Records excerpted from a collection
>> Start

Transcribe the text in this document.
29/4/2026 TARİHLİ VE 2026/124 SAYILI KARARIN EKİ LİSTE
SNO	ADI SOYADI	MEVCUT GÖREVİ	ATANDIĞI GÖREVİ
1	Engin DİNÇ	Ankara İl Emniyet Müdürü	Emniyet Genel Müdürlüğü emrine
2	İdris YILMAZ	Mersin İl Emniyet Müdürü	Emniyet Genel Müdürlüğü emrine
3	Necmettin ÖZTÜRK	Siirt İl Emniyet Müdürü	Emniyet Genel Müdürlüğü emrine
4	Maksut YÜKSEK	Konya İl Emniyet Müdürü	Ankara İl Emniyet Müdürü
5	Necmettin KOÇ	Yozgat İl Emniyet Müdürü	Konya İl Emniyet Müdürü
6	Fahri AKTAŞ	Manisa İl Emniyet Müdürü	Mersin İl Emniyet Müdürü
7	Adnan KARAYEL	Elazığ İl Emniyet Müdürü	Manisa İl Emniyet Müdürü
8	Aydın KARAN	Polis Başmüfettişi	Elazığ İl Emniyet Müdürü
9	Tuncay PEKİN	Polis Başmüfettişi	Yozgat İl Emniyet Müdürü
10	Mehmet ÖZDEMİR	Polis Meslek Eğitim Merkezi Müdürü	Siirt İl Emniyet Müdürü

>> End

### GOAL
Search the entries for the word "Başmüfettişi", then gather every line that has it.

### RIGHT ANSWER
8	Aydın KARAN	Polis Başmüfettişi	Elazığ İl Emniyet Müdürü
9	Tuncay PEKİN	Polis Başmüfettişi	Yozgat İl Emniyet Müdürü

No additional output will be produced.